Exercise directions => Wherever the string "johtuu" occurs in a line of these records, report that line.

— Begin Data entries —

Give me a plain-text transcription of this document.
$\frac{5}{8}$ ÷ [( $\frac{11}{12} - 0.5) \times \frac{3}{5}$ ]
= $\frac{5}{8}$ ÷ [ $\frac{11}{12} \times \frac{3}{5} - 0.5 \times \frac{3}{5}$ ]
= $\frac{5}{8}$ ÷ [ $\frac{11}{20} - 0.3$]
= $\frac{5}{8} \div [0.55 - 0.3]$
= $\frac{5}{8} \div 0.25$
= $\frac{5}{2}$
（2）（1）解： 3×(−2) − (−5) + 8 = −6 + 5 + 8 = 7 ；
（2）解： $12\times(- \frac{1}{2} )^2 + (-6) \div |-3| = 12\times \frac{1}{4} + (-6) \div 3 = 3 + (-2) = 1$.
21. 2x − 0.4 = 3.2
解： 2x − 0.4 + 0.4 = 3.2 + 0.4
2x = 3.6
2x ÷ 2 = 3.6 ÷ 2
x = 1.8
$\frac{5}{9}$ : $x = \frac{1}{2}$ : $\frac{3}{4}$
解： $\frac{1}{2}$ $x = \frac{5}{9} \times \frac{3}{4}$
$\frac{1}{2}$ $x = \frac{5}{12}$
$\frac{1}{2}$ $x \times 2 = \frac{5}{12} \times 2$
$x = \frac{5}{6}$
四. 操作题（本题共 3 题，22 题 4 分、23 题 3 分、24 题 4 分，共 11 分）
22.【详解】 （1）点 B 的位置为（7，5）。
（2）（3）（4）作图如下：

— End Data entries —
— Begin Data entries —

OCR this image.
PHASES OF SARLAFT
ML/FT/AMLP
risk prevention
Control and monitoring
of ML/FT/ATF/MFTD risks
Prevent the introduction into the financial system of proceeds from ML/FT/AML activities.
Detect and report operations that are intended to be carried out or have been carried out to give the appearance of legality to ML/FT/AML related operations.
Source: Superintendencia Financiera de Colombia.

— End Data entries —
— Begin Data entries —

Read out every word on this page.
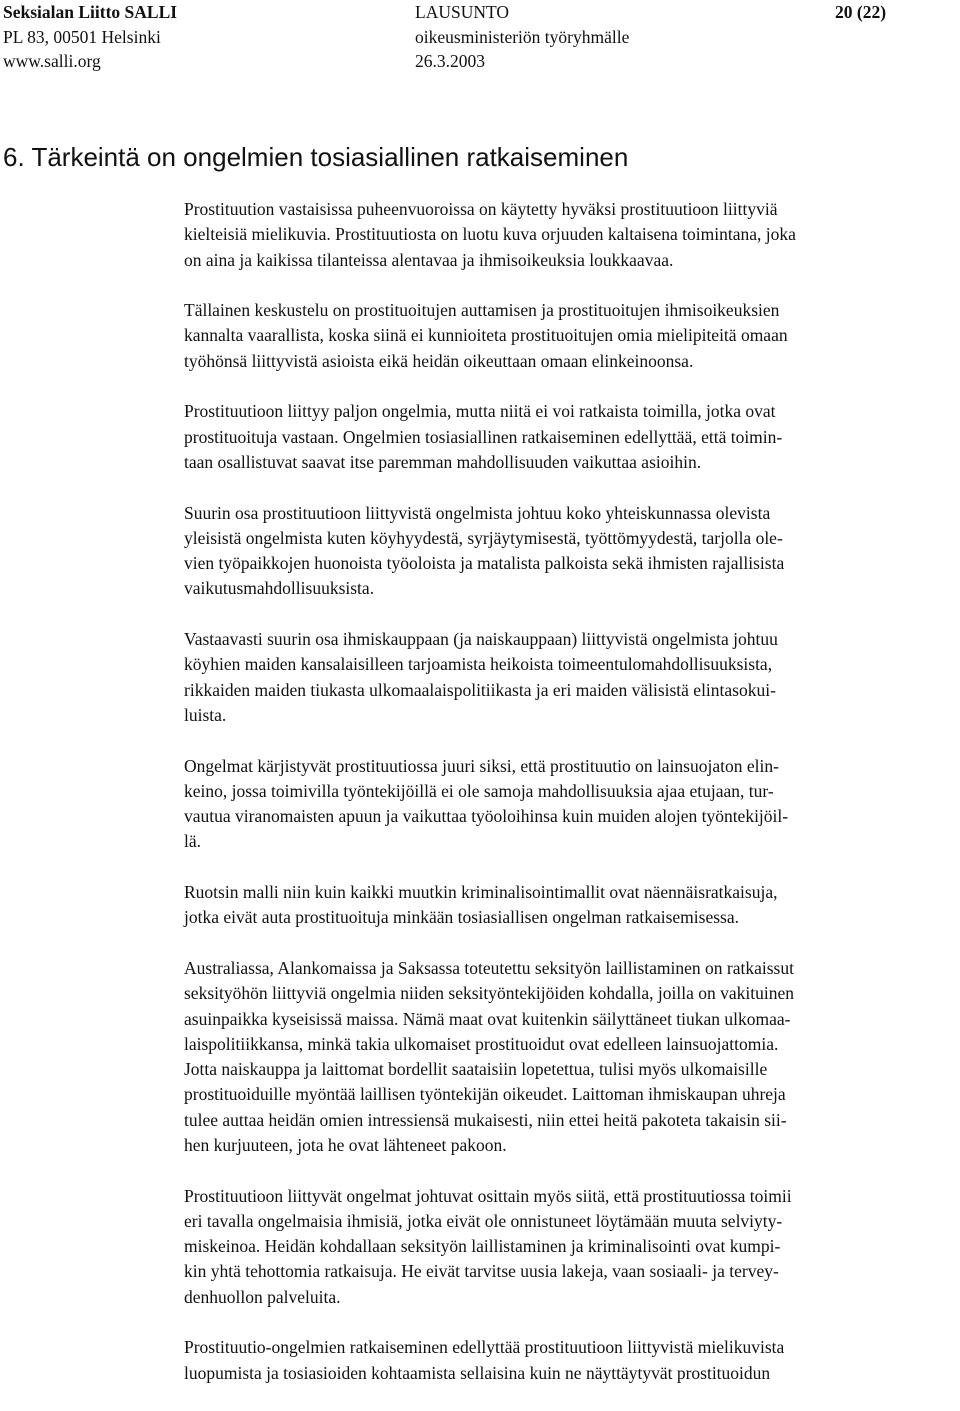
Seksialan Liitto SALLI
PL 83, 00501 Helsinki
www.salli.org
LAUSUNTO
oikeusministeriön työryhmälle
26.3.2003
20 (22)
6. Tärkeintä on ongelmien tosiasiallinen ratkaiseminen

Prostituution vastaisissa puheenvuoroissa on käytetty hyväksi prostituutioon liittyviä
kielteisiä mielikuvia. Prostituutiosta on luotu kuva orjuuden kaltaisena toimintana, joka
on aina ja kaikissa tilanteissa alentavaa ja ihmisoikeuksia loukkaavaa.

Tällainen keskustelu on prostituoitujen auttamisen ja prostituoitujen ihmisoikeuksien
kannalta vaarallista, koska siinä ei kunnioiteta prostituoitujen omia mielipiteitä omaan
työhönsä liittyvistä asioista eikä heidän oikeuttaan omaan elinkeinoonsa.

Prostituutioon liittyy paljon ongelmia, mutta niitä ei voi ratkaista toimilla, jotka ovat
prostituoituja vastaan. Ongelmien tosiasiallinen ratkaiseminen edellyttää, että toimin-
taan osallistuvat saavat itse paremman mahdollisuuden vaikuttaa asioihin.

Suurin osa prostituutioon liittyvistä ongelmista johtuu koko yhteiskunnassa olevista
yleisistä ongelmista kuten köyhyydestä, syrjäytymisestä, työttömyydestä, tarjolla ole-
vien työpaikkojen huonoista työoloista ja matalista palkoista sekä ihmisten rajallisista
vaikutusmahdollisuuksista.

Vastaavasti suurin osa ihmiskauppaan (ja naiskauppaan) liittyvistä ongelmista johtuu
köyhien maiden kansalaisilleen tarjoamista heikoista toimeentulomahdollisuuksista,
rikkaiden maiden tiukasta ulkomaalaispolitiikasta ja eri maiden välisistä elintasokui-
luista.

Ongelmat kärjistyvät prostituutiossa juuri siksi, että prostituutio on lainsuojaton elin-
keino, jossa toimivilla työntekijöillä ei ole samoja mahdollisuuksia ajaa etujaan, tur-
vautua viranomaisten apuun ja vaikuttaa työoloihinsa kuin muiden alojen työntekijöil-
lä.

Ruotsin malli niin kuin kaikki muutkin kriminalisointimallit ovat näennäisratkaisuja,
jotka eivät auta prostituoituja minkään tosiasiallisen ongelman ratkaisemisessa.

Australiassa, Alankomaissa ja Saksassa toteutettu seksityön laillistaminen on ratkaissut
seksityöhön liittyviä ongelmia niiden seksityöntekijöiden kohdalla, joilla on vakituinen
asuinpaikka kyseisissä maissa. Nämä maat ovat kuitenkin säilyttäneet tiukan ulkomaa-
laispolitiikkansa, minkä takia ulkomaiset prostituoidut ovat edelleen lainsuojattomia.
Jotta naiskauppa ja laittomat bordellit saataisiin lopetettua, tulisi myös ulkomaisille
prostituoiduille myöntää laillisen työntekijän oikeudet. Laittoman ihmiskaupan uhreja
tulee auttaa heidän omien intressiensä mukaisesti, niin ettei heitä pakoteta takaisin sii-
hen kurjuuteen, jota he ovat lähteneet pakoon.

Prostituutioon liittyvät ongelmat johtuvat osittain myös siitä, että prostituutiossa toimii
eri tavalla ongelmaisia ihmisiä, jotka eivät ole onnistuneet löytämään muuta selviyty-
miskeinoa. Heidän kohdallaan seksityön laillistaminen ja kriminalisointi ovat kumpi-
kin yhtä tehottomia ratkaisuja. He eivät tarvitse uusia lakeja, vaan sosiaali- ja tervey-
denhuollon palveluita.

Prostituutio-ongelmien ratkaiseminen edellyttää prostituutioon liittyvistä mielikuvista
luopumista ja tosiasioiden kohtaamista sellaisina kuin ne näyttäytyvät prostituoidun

— End Data entries —

The response =>
Suurin osa prostituutioon liittyvistä ongelmista johtuu koko yhteiskunnassa olevista
Vastaavasti suurin osa ihmiskauppaan (ja naiskauppaan) liittyvistä ongelmista johtuu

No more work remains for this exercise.